** Data entries **
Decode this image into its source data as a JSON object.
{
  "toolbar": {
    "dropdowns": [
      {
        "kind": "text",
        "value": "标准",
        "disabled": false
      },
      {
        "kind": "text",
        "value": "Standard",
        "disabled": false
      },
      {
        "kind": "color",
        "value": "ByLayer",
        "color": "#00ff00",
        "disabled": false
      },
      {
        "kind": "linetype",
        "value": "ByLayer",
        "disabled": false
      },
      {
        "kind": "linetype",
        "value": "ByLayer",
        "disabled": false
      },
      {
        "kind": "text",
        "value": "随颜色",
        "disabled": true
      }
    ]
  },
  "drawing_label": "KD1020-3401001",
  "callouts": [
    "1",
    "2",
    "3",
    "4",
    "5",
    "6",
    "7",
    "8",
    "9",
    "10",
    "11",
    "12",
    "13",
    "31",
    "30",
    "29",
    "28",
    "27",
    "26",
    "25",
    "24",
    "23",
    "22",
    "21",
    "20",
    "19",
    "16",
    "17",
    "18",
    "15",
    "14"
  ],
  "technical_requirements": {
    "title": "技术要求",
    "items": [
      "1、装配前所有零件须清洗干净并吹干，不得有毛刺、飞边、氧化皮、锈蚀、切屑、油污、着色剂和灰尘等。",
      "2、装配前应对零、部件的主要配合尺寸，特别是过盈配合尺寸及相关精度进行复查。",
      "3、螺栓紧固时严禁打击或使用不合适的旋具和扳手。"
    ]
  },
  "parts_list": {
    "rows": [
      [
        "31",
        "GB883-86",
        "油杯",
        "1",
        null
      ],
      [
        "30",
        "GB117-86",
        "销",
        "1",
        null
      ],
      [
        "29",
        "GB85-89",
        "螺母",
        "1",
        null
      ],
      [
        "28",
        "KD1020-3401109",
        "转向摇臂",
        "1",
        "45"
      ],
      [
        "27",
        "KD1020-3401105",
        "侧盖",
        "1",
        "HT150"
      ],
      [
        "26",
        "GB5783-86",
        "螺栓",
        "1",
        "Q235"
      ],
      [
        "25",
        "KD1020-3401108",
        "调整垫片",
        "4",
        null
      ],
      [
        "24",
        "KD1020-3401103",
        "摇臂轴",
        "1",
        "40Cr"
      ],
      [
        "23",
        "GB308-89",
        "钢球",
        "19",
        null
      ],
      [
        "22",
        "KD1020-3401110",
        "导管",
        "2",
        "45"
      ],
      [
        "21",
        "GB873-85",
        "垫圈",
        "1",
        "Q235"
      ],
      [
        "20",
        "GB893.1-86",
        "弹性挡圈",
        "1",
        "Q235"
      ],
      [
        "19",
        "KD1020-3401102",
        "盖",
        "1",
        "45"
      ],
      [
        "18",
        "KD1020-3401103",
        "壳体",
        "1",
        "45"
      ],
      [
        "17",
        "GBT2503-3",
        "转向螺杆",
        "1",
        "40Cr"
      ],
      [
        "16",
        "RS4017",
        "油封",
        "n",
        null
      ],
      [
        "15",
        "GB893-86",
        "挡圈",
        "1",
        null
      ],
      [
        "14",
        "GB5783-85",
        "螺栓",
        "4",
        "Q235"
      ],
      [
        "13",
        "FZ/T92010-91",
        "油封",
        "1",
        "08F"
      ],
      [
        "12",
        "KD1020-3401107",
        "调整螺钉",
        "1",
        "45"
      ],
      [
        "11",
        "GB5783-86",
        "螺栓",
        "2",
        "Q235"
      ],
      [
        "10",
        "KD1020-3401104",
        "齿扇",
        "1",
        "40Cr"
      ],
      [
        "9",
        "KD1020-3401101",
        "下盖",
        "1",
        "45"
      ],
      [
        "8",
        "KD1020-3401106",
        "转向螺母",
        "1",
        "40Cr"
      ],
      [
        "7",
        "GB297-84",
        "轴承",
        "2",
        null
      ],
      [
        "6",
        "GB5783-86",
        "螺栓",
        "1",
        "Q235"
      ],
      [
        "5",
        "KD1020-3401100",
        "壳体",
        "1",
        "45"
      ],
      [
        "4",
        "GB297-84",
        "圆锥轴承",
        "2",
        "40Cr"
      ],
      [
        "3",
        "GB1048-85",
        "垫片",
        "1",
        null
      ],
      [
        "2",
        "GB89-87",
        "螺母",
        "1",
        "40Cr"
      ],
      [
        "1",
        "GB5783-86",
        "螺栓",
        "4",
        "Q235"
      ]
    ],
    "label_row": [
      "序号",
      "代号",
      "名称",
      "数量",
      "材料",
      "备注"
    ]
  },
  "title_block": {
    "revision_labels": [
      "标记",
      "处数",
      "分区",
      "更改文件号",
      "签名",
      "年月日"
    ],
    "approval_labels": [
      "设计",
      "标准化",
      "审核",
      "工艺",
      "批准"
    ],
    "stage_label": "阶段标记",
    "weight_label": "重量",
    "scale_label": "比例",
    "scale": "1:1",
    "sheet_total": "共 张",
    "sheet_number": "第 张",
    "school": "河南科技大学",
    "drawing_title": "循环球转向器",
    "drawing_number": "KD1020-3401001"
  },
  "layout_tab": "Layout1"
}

** Exercise requirements **
Copy the records above exactly as they appear.

** Final result **
Decode this image into its source data as a JSON object.
{
  "toolbar": {
    "dropdowns": [
      {
        "kind": "text",
        "value": "标准",
        "disabled": false
      },
      {
        "kind": "text",
        "value": "Standard",
        "disabled": false
      },
      {
        "kind": "color",
        "value": "ByLayer",
        "color": "#00ff00",
        "disabled": false
      },
      {
        "kind": "linetype",
        "value": "ByLayer",
        "disabled": false
      },
      {
        "kind": "linetype",
        "value": "ByLayer",
        "disabled": false
      },
      {
        "kind": "text",
        "value": "随颜色",
        "disabled": true
      }
    ]
  },
  "drawing_label": "KD1020-3401001",
  "callouts": [
    "1",
    "2",
    "3",
    "4",
    "5",
    "6",
    "7",
    "8",
    "9",
    "10",
    "11",
    "12",
    "13",
    "31",
    "30",
    "29",
    "28",
    "27",
    "26",
    "25",
    "24",
    "23",
    "22",
    "21",
    "20",
    "19",
    "16",
    "17",
    "18",
    "15",
    "14"
  ],
  "technical_requirements": {
    "title": "技术要求",
    "items": [
      "1、装配前所有零件须清洗干净并吹干，不得有毛刺、飞边、氧化皮、锈蚀、切屑、油污、着色剂和灰尘等。",
      "2、装配前应对零、部件的主要配合尺寸，特别是过盈配合尺寸及相关精度进行复查。",
      "3、螺栓紧固时严禁打击或使用不合适的旋具和扳手。"
    ]
  },
  "parts_list": {
    "rows": [
      [
        "31",
        "GB883-86",
        "油杯",
        "1",
        null
      ],
      [
        "30",
        "GB117-86",
        "销",
        "1",
        null
      ],
      [
        "29",
        "GB85-89",
        "螺母",
        "1",
        null
      ],
      [
        "28",
        "KD1020-3401109",
        "转向摇臂",
        "1",
        "45"
      ],
      [
        "27",
        "KD1020-3401105",
        "侧盖",
        "1",
        "HT150"
      ],
      [
        "26",
        "GB5783-86",
        "螺栓",
        "1",
        "Q235"
      ],
      [
        "25",
        "KD1020-3401108",
        "调整垫片",
        "4",
        null
      ],
      [
        "24",
        "KD1020-3401103",
        "摇臂轴",
        "1",
        "40Cr"
      ],
      [
        "23",
        "GB308-89",
        "钢球",
        "19",
        null
      ],
      [
        "22",
        "KD1020-3401110",
        "导管",
        "2",
        "45"
      ],
      [
        "21",
        "GB873-85",
        "垫圈",
        "1",
        "Q235"
      ],
      [
        "20",
        "GB893.1-86",
        "弹性挡圈",
        "1",
        "Q235"
      ],
      [
        "19",
        "KD1020-3401102",
        "盖",
        "1",
        "45"
      ],
      [
        "18",
        "KD1020-3401103",
        "壳体",
        "1",
        "45"
      ],
      [
        "17",
        "GBT2503-3",
        "转向螺杆",
        "1",
        "40Cr"
      ],
      [
        "16",
        "RS4017",
        "油封",
        "n",
        null
      ],
      [
        "15",
        "GB893-86",
        "挡圈",
        "1",
        null
      ],
      [
        "14",
        "GB5783-85",
        "螺栓",
        "4",
        "Q235"
      ],
      [
        "13",
        "FZ/T92010-91",
        "油封",
        "1",
        "08F"
      ],
      [
        "12",
        "KD1020-3401107",
        "调整螺钉",
        "1",
        "45"
      ],
      [
        "11",
        "GB5783-86",
        "螺栓",
        "2",
        "Q235"
      ],
      [
        "10",
        "KD1020-3401104",
        "齿扇",
        "1",
        "40Cr"
      ],
      [
        "9",
        "KD1020-3401101",
        "下盖",
        "1",
        "45"
      ],
      [
        "8",
        "KD1020-3401106",
        "转向螺母",
        "1",
        "40Cr"
      ],
      [
        "7",
        "GB297-84",
        "轴承",
        "2",
        null
      ],
      [
        "6",
        "GB5783-86",
        "螺栓",
        "1",
        "Q235"
      ],
      [
        "5",
        "KD1020-3401100",
        "壳体",
        "1",
        "45"
      ],
      [
        "4",
        "GB297-84",
        "圆锥轴承",
        "2",
        "40Cr"
      ],
      [
        "3",
        "GB1048-85",
        "垫片",
        "1",
        null
      ],
      [
        "2",
        "GB89-87",
        "螺母",
        "1",
        "40Cr"
      ],
      [
        "1",
        "GB5783-86",
        "螺栓",
        "4",
        "Q235"
      ]
    ],
    "label_row": [
      "序号",
      "代号",
      "名称",
      "数量",
      "材料",
      "备注"
    ]
  },
  "title_block": {
    "revision_labels": [
      "标记",
      "处数",
      "分区",
      "更改文件号",
      "签名",
      "年月日"
    ],
    "approval_labels": [
      "设计",
      "标准化",
      "审核",
      "工艺",
      "批准"
    ],
    "stage_label": "阶段标记",
    "weight_label": "重量",
    "scale_label": "比例",
    "scale": "1:1",
    "sheet_total": "共 张",
    "sheet_number": "第 张",
    "school": "河南科技大学",
    "drawing_title": "循环球转向器",
    "drawing_number": "KD1020-3401001"
  },
  "layout_tab": "Layout1"
}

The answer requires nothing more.